■ WORK REQUIRED ■
Return all the lines below exactly. Any picture among them is omitted.

BEGIN GIVEN ENTRIES

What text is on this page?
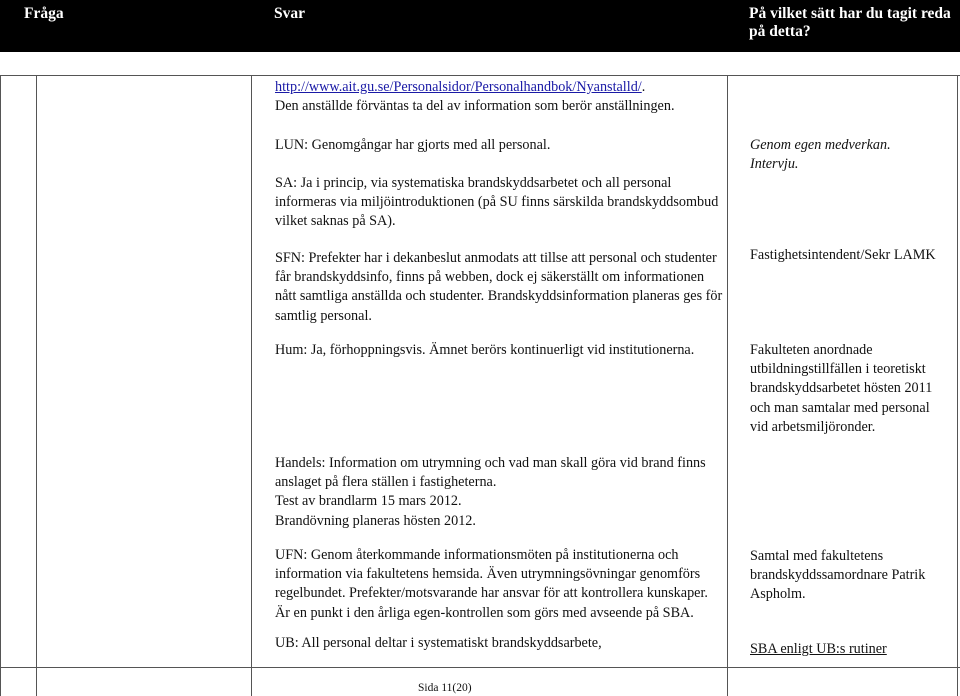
Fråga	Svar	På vilket sätt har du tagit reda
på detta?
http://www.ait.gu.se/Personalsidor/Personalhandbok/Nyanstalld/.
Den anställde förväntas ta del av information som berör anställningen.
LUN: Genomgångar har gjorts med all personal.
SA: Ja i princip, via systematiska brandskyddsarbetet och all personal
informeras via miljöintroduktionen (på SU finns särskilda brandskyddsombud
vilket saknas på SA).
SFN: Prefekter har i dekanbeslut anmodats att tillse att personal och studenter
får brandskyddsinfo, finns på webben, dock ej säkerställt om informationen
nått samtliga anställda och studenter. Brandskyddsinformation planeras ges för
samtlig personal.
Hum: Ja, förhoppningsvis. Ämnet berörs kontinuerligt vid institutionerna.
Handels: Information om utrymning och vad man skall göra vid brand finns
anslaget på flera ställen i fastigheterna.
Test av brandlarm 15 mars 2012.
Brandövning planeras hösten 2012.
UFN: Genom återkommande informationsmöten på institutionerna och
information via fakultetens hemsida. Även utrymningsövningar genomförs
regelbundet. Prefekter/motsvarande har ansvar för att kontrollera kunskaper.
Är en punkt i den årliga egen-kontrollen som görs med avseende på SBA.
UB: All personal deltar i systematiskt brandskyddsarbete,
Genom egen medverkan.
Intervju.
Fastighetsintendent/Sekr LAMK
Fakulteten anordnade
utbildningstillfällen i teoretiskt
brandskyddsarbetet hösten 2011
och man samtalar med personal
vid arbetsmiljöronder.
Samtal med fakultetens
brandskyddssamordnare Patrik
Aspholm.
SBA enligt UB:s rutiner
Sida 11(20)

END GIVEN ENTRIES

■ THE COMPLETED TASK ■
What text is on this page?
Fråga	Svar	På vilket sätt har du tagit reda
på detta?
http://www.ait.gu.se/Personalsidor/Personalhandbok/Nyanstalld/.
Den anställde förväntas ta del av information som berör anställningen.
LUN: Genomgångar har gjorts med all personal.
SA: Ja i princip, via systematiska brandskyddsarbetet och all personal
informeras via miljöintroduktionen (på SU finns särskilda brandskyddsombud
vilket saknas på SA).
SFN: Prefekter har i dekanbeslut anmodats att tillse att personal och studenter
får brandskyddsinfo, finns på webben, dock ej säkerställt om informationen
nått samtliga anställda och studenter. Brandskyddsinformation planeras ges för
samtlig personal.
Hum: Ja, förhoppningsvis. Ämnet berörs kontinuerligt vid institutionerna.
Handels: Information om utrymning och vad man skall göra vid brand finns
anslaget på flera ställen i fastigheterna.
Test av brandlarm 15 mars 2012.
Brandövning planeras hösten 2012.
UFN: Genom återkommande informationsmöten på institutionerna och
information via fakultetens hemsida. Även utrymningsövningar genomförs
regelbundet. Prefekter/motsvarande har ansvar för att kontrollera kunskaper.
Är en punkt i den årliga egen-kontrollen som görs med avseende på SBA.
UB: All personal deltar i systematiskt brandskyddsarbete,
Genom egen medverkan.
Intervju.
Fastighetsintendent/Sekr LAMK
Fakulteten anordnade
utbildningstillfällen i teoretiskt
brandskyddsarbetet hösten 2011
och man samtalar med personal
vid arbetsmiljöronder.
Samtal med fakultetens
brandskyddssamordnare Patrik
Aspholm.
SBA enligt UB:s rutiner
Sida 11(20)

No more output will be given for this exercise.